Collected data
──────────

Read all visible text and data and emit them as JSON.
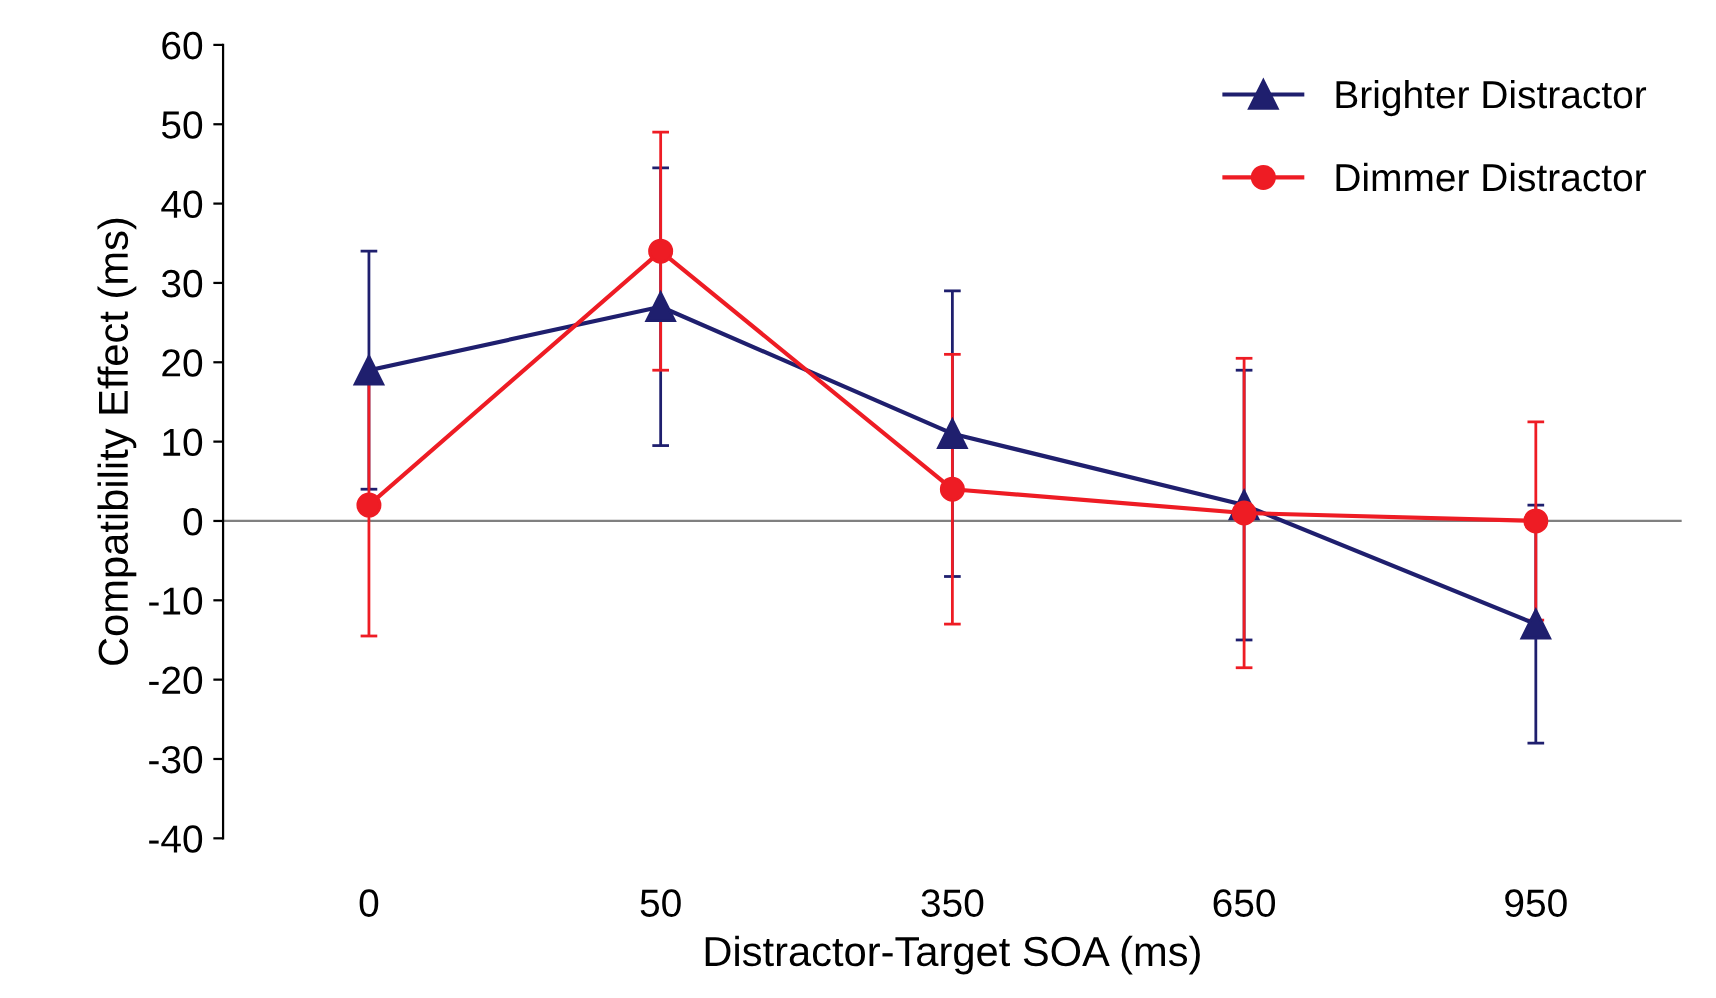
{
  "chart_data": {
    "type": "line",
    "xlabel": "Distractor-Target SOA (ms)",
    "ylabel": "Compatibility Effect (ms)",
    "categories": [
      "0",
      "50",
      "350",
      "650",
      "950"
    ],
    "series": [
      {
        "name": "Brighter Distractor",
        "color": "#1f1f6e",
        "marker": "triangle",
        "values": [
          19,
          27,
          11,
          2,
          -13
        ],
        "errors": [
          15,
          17.5,
          18,
          17,
          15
        ]
      },
      {
        "name": "Dimmer Distractor",
        "color": "#ee1c24",
        "marker": "circle",
        "values": [
          2,
          34,
          4,
          1,
          0
        ],
        "errors": [
          16.5,
          15,
          17,
          19.5,
          12.5
        ]
      }
    ],
    "ylim": [
      -40,
      60
    ],
    "yticks": [
      -40,
      -30,
      -20,
      -10,
      0,
      10,
      20,
      30,
      40,
      50,
      60
    ],
    "ref_lines": [
      {
        "axis": "y",
        "value": 0,
        "color": "#808080"
      }
    ],
    "grid": false,
    "legend": "top right",
    "line_style": "solid"
  }
}
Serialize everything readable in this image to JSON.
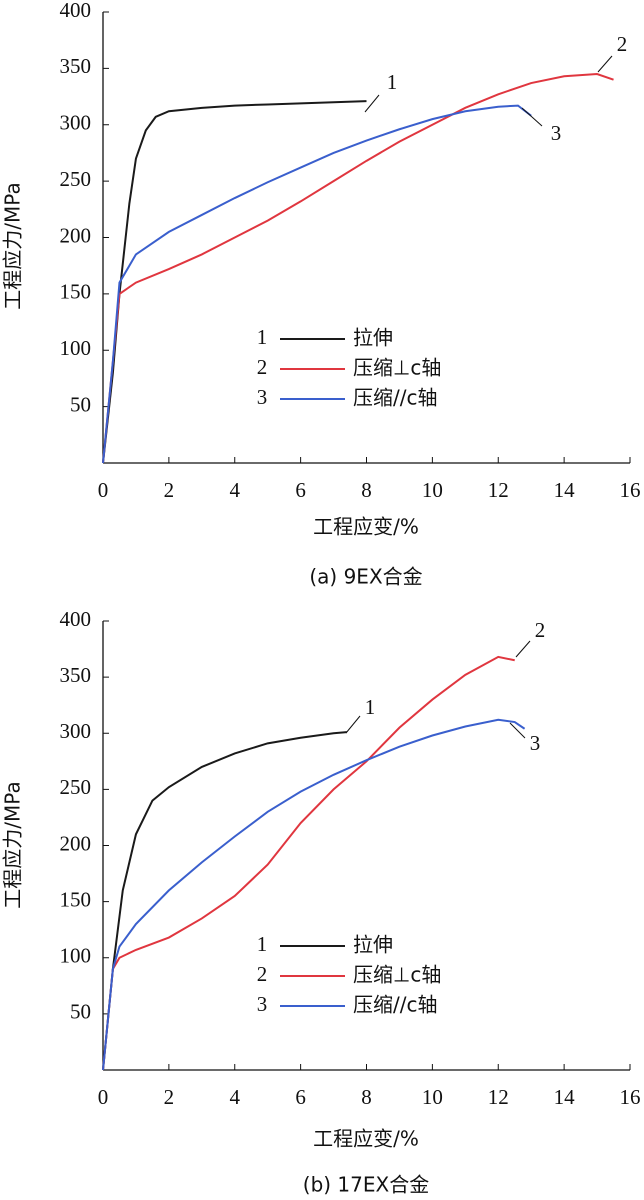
{
  "chart_data": [
    {
      "type": "line",
      "caption": "(a) 9EX合金",
      "x_label": "工程应变/%",
      "y_label": "工程应力/MPa",
      "xlim": [
        0,
        16
      ],
      "xticks": [
        0,
        2,
        4,
        6,
        8,
        10,
        12,
        14,
        16
      ],
      "ylim": [
        0,
        400
      ],
      "yticks": [
        50,
        100,
        150,
        200,
        250,
        300,
        350,
        400
      ],
      "series": [
        {
          "name": "拉伸",
          "marker": "1",
          "color": "#1a1a1a",
          "x": [
            0,
            0.3,
            0.5,
            0.8,
            1.0,
            1.3,
            1.6,
            2,
            3,
            4,
            5,
            6,
            7,
            8
          ],
          "values": [
            0,
            80,
            150,
            230,
            270,
            295,
            307,
            312,
            315,
            317,
            318,
            319,
            320,
            321
          ]
        },
        {
          "name": "压缩⊥c轴",
          "marker": "2",
          "color": "#e0363f",
          "x": [
            0,
            0.3,
            0.5,
            1,
            2,
            3,
            4,
            5,
            6,
            7,
            8,
            9,
            10,
            11,
            12,
            13,
            14,
            15,
            15.5
          ],
          "values": [
            0,
            90,
            150,
            160,
            172,
            185,
            200,
            215,
            232,
            250,
            268,
            285,
            300,
            315,
            327,
            337,
            343,
            345,
            340
          ]
        },
        {
          "name": "压缩//c轴",
          "marker": "3",
          "color": "#3a5fcd",
          "x": [
            0,
            0.3,
            0.5,
            1,
            2,
            3,
            4,
            5,
            6,
            7,
            8,
            9,
            10,
            11,
            12,
            12.6,
            13
          ],
          "values": [
            0,
            90,
            160,
            185,
            205,
            220,
            235,
            249,
            262,
            275,
            286,
            296,
            305,
            312,
            316,
            317,
            308
          ]
        }
      ],
      "annotations": [
        "1",
        "2",
        "3"
      ]
    },
    {
      "type": "line",
      "caption": "(b) 17EX合金",
      "x_label": "工程应变/%",
      "y_label": "工程应力/MPa",
      "xlim": [
        0,
        16
      ],
      "xticks": [
        0,
        2,
        4,
        6,
        8,
        10,
        12,
        14,
        16
      ],
      "ylim": [
        0,
        400
      ],
      "yticks": [
        50,
        100,
        150,
        200,
        250,
        300,
        350,
        400
      ],
      "series": [
        {
          "name": "拉伸",
          "marker": "1",
          "color": "#1a1a1a",
          "x": [
            0,
            0.3,
            0.6,
            1,
            1.5,
            2,
            3,
            4,
            5,
            6,
            7,
            7.4
          ],
          "values": [
            0,
            90,
            160,
            210,
            240,
            252,
            270,
            282,
            291,
            296,
            300,
            301
          ]
        },
        {
          "name": "压缩⊥c轴",
          "marker": "2",
          "color": "#e0363f",
          "x": [
            0,
            0.3,
            0.5,
            1,
            2,
            3,
            4,
            5,
            6,
            7,
            8,
            9,
            10,
            11,
            12,
            12.5
          ],
          "values": [
            0,
            90,
            100,
            107,
            118,
            135,
            155,
            183,
            220,
            250,
            275,
            305,
            330,
            352,
            368,
            365
          ]
        },
        {
          "name": "压缩//c轴",
          "marker": "3",
          "color": "#3a5fcd",
          "x": [
            0,
            0.3,
            0.5,
            1,
            2,
            3,
            4,
            5,
            6,
            7,
            8,
            9,
            10,
            11,
            12,
            12.5,
            12.8
          ],
          "values": [
            0,
            90,
            110,
            130,
            160,
            185,
            208,
            230,
            248,
            263,
            276,
            288,
            298,
            306,
            312,
            310,
            304
          ]
        }
      ],
      "annotations": [
        "1",
        "2",
        "3"
      ]
    }
  ]
}
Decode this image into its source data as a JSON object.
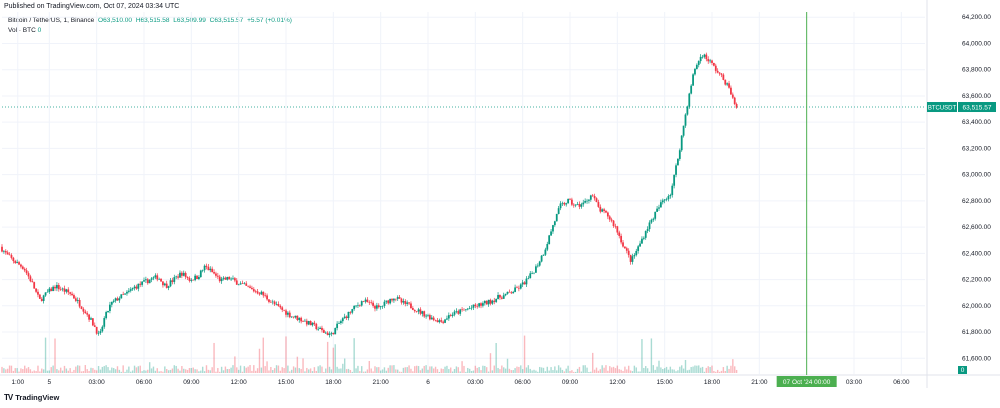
{
  "published": "Published on TradingView.com, Oct 07, 2024 03:34 UTC",
  "legend": {
    "symbol": "Bitcoin / TetherUS, 1, Binance",
    "open": "O63,510.00",
    "high": "H63,515.58",
    "low": "L63,509.99",
    "close": "C63,515.57",
    "change": "+5.57 (+0.01%)",
    "vol_label": "Vol · BTC",
    "vol_value": "0"
  },
  "footer": {
    "brand": "TradingView"
  },
  "colors": {
    "up": "#089981",
    "down": "#f23645",
    "marker": "#4caf50",
    "grid": "#f0f3fa"
  },
  "chart_data": {
    "type": "candlestick",
    "series": [
      {
        "name": "BTCUSDT",
        "price_label": "63,515.57"
      }
    ],
    "y_ticks": [
      61600,
      61800,
      62000,
      62200,
      62400,
      62600,
      62800,
      63000,
      63200,
      63400,
      63600,
      63800,
      64000,
      64200
    ],
    "y_tick_labels": [
      "61,600.00",
      "61,800.00",
      "62,000.00",
      "62,200.00",
      "62,400.00",
      "62,600.00",
      "62,800.00",
      "63,000.00",
      "63,200.00",
      "63,400.00",
      "63,600.00",
      "63,800.00",
      "64,000.00",
      "64,200.00"
    ],
    "ylim": [
      61480,
      64240
    ],
    "x_ticks": [
      "1:00",
      "5",
      "03:00",
      "06:00",
      "09:00",
      "12:00",
      "15:00",
      "18:00",
      "21:00",
      "6",
      "03:00",
      "06:00",
      "09:00",
      "12:00",
      "15:00",
      "18:00",
      "21:00",
      "03:00",
      "06:00"
    ],
    "x_tick_hours": [
      1,
      3,
      6,
      9,
      12,
      15,
      18,
      21,
      24,
      27,
      30,
      33,
      36,
      39,
      42,
      45,
      48,
      54,
      57
    ],
    "x_range_hours": [
      0,
      58.5
    ],
    "marker": {
      "label": "07 Oct '24   00:00",
      "hour": 51
    },
    "last_price": 63515.57,
    "vol_axis_label": "0",
    "price_path": [
      [
        0,
        62450
      ],
      [
        0.5,
        62380
      ],
      [
        1,
        62330
      ],
      [
        1.5,
        62290
      ],
      [
        2,
        62180
      ],
      [
        2.5,
        62040
      ],
      [
        3,
        62100
      ],
      [
        3.5,
        62150
      ],
      [
        4,
        62120
      ],
      [
        4.5,
        62090
      ],
      [
        5,
        62020
      ],
      [
        5.5,
        61940
      ],
      [
        6,
        61840
      ],
      [
        6.3,
        61760
      ],
      [
        6.6,
        61900
      ],
      [
        7,
        62010
      ],
      [
        7.5,
        62060
      ],
      [
        8,
        62090
      ],
      [
        8.5,
        62140
      ],
      [
        9,
        62170
      ],
      [
        9.5,
        62200
      ],
      [
        10,
        62220
      ],
      [
        10.5,
        62150
      ],
      [
        11,
        62200
      ],
      [
        11.5,
        62250
      ],
      [
        12,
        62200
      ],
      [
        12.5,
        62220
      ],
      [
        13,
        62300
      ],
      [
        13.5,
        62250
      ],
      [
        14,
        62190
      ],
      [
        14.5,
        62210
      ],
      [
        15,
        62180
      ],
      [
        15.5,
        62150
      ],
      [
        16,
        62120
      ],
      [
        16.5,
        62100
      ],
      [
        17,
        62050
      ],
      [
        17.5,
        62000
      ],
      [
        18,
        61960
      ],
      [
        18.5,
        61920
      ],
      [
        19,
        61900
      ],
      [
        19.5,
        61870
      ],
      [
        20,
        61840
      ],
      [
        20.5,
        61800
      ],
      [
        21,
        61780
      ],
      [
        21.5,
        61870
      ],
      [
        22,
        61930
      ],
      [
        22.5,
        61990
      ],
      [
        23,
        62040
      ],
      [
        23.5,
        62010
      ],
      [
        24,
        61980
      ],
      [
        24.5,
        62030
      ],
      [
        25,
        62070
      ],
      [
        25.5,
        62020
      ],
      [
        26,
        62000
      ],
      [
        26.5,
        61960
      ],
      [
        27,
        61930
      ],
      [
        27.5,
        61900
      ],
      [
        28,
        61880
      ],
      [
        28.5,
        61930
      ],
      [
        29,
        61950
      ],
      [
        29.5,
        61970
      ],
      [
        30,
        61990
      ],
      [
        30.5,
        62010
      ],
      [
        31,
        62030
      ],
      [
        31.5,
        62060
      ],
      [
        32,
        62080
      ],
      [
        32.5,
        62110
      ],
      [
        33,
        62150
      ],
      [
        33.5,
        62210
      ],
      [
        34,
        62300
      ],
      [
        34.5,
        62420
      ],
      [
        35,
        62600
      ],
      [
        35.5,
        62760
      ],
      [
        36,
        62800
      ],
      [
        36.5,
        62760
      ],
      [
        37,
        62780
      ],
      [
        37.5,
        62850
      ],
      [
        38,
        62730
      ],
      [
        38.5,
        62690
      ],
      [
        39,
        62600
      ],
      [
        39.5,
        62460
      ],
      [
        40,
        62340
      ],
      [
        40.5,
        62460
      ],
      [
        41,
        62590
      ],
      [
        41.5,
        62700
      ],
      [
        42,
        62800
      ],
      [
        42.5,
        62860
      ],
      [
        43,
        63150
      ],
      [
        43.5,
        63500
      ],
      [
        44,
        63800
      ],
      [
        44.5,
        63920
      ],
      [
        45,
        63860
      ],
      [
        45.5,
        63780
      ],
      [
        46,
        63700
      ],
      [
        46.3,
        63630
      ],
      [
        46.6,
        63515
      ]
    ]
  }
}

──────────

Provide the count, and nothing else, of lines in the data above where the word "type" occurs.

4